- Problem details
Reproduce everything from the first line of the entries down to the line containing "send-icon[interactable] [283, 50, 300, 66]", including that line, with each line unchanged.

++++++++++

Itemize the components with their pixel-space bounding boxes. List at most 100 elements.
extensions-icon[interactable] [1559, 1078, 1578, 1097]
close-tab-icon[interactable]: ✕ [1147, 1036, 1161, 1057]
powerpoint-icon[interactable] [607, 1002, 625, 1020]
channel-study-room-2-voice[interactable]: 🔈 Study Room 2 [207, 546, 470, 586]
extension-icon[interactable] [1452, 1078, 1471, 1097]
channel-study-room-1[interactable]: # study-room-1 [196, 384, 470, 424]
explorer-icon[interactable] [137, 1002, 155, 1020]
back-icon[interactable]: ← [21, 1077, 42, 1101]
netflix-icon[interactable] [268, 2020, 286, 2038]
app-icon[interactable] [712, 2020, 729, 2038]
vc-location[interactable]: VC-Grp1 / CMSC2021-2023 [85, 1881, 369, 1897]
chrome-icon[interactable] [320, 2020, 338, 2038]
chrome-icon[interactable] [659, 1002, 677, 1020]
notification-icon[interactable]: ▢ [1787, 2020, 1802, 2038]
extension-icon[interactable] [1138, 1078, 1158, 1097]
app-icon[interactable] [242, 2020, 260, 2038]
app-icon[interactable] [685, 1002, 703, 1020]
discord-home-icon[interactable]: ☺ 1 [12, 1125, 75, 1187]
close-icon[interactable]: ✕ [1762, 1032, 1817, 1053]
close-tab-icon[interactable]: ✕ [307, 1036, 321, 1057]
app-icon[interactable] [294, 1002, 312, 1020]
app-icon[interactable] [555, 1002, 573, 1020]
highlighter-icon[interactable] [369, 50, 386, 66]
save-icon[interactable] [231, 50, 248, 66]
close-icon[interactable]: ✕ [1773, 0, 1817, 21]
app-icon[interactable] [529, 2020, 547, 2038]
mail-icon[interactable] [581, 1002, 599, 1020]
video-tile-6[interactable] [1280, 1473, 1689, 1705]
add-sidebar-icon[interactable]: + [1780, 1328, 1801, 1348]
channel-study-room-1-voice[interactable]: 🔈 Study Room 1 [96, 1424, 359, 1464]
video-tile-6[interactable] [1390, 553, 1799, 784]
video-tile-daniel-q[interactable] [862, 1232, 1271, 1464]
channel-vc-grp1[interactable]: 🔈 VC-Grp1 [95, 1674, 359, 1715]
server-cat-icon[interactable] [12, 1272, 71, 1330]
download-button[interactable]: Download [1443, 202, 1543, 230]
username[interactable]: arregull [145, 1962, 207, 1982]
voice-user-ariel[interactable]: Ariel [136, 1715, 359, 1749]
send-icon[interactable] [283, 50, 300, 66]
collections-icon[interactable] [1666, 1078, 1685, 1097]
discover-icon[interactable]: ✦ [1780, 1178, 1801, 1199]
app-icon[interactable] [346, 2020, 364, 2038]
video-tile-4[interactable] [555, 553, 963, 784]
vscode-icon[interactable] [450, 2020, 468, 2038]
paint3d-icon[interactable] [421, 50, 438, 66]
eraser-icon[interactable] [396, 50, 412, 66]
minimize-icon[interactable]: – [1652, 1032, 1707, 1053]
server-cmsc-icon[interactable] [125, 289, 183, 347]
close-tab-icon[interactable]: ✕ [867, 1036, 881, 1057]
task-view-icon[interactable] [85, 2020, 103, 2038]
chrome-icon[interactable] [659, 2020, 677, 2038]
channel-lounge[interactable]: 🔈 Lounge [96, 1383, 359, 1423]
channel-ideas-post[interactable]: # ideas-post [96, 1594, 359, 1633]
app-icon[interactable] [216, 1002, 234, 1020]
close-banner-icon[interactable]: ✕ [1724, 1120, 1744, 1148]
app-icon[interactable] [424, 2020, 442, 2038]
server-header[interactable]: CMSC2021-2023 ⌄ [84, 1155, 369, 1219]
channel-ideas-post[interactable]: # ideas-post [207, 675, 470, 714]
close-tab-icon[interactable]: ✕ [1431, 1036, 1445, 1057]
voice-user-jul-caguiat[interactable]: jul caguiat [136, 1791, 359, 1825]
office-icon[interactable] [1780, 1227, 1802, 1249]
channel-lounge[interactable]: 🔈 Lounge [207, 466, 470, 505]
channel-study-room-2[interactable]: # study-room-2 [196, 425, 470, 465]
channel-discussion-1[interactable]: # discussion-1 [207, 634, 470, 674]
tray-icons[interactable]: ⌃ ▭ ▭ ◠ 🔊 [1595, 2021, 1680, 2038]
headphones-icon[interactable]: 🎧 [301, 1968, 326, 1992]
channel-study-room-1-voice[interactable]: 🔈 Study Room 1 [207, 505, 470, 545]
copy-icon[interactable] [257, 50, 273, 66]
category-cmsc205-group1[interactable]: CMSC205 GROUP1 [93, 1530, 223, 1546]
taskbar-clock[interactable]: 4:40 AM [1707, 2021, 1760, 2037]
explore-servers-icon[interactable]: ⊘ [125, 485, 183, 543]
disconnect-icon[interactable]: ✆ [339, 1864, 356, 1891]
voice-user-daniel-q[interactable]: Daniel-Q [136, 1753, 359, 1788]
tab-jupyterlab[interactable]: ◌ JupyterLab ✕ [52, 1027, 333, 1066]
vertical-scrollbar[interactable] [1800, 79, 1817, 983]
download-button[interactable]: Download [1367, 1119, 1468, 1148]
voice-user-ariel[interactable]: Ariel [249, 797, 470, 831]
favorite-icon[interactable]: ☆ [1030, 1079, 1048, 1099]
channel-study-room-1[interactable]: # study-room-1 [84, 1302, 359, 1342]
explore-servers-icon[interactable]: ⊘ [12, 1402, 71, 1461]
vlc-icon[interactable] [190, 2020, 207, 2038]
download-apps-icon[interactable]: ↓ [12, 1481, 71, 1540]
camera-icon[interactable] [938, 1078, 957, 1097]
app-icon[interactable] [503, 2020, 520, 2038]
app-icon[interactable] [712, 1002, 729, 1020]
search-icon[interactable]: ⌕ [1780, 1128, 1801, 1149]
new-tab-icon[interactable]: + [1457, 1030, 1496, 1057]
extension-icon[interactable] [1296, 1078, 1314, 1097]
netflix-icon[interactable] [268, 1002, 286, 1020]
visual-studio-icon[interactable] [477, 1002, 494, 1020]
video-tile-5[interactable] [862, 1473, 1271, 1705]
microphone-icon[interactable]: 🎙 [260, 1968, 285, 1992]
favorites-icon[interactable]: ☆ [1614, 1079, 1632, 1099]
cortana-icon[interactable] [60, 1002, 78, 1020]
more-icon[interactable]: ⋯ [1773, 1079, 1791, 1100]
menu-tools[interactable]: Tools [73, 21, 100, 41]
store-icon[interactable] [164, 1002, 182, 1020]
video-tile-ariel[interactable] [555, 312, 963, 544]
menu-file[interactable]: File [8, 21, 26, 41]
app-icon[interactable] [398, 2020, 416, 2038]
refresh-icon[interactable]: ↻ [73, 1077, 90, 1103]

++++++++++

- Result of this task
Itemize the components with their pixel-space bounding boxes. List at most 100 elements.
extensions-icon[interactable] [1559, 1078, 1578, 1097]
close-tab-icon[interactable]: ✕ [1147, 1036, 1161, 1057]
powerpoint-icon[interactable] [607, 1002, 625, 1020]
channel-study-room-2-voice[interactable]: 🔈 Study Room 2 [207, 546, 470, 586]
extension-icon[interactable] [1452, 1078, 1471, 1097]
channel-study-room-1[interactable]: # study-room-1 [196, 384, 470, 424]
explorer-icon[interactable] [137, 1002, 155, 1020]
back-icon[interactable]: ← [21, 1077, 42, 1101]
netflix-icon[interactable] [268, 2020, 286, 2038]
app-icon[interactable] [712, 2020, 729, 2038]
vc-location[interactable]: VC-Grp1 / CMSC2021-2023 [85, 1881, 369, 1897]
chrome-icon[interactable] [320, 2020, 338, 2038]
chrome-icon[interactable] [659, 1002, 677, 1020]
notification-icon[interactable]: ▢ [1787, 2020, 1802, 2038]
extension-icon[interactable] [1138, 1078, 1158, 1097]
app-icon[interactable] [242, 2020, 260, 2038]
app-icon[interactable] [685, 1002, 703, 1020]
discord-home-icon[interactable]: ☺ 1 [12, 1125, 75, 1187]
close-icon[interactable]: ✕ [1762, 1032, 1817, 1053]
close-tab-icon[interactable]: ✕ [307, 1036, 321, 1057]
app-icon[interactable] [294, 1002, 312, 1020]
app-icon[interactable] [555, 1002, 573, 1020]
highlighter-icon[interactable] [369, 50, 386, 66]
save-icon[interactable] [231, 50, 248, 66]
close-icon[interactable]: ✕ [1773, 0, 1817, 21]
app-icon[interactable] [529, 2020, 547, 2038]
mail-icon[interactable] [581, 1002, 599, 1020]
video-tile-6[interactable] [1280, 1473, 1689, 1705]
add-sidebar-icon[interactable]: + [1780, 1328, 1801, 1348]
channel-study-room-1-voice[interactable]: 🔈 Study Room 1 [96, 1424, 359, 1464]
video-tile-6[interactable] [1390, 553, 1799, 784]
video-tile-daniel-q[interactable] [862, 1232, 1271, 1464]
channel-vc-grp1[interactable]: 🔈 VC-Grp1 [95, 1674, 359, 1715]
server-cat-icon[interactable] [12, 1272, 71, 1330]
download-button[interactable]: Download [1443, 202, 1543, 230]
username[interactable]: arregull [145, 1962, 207, 1982]
voice-user-ariel[interactable]: Ariel [136, 1715, 359, 1749]
send-icon[interactable] [283, 50, 300, 66]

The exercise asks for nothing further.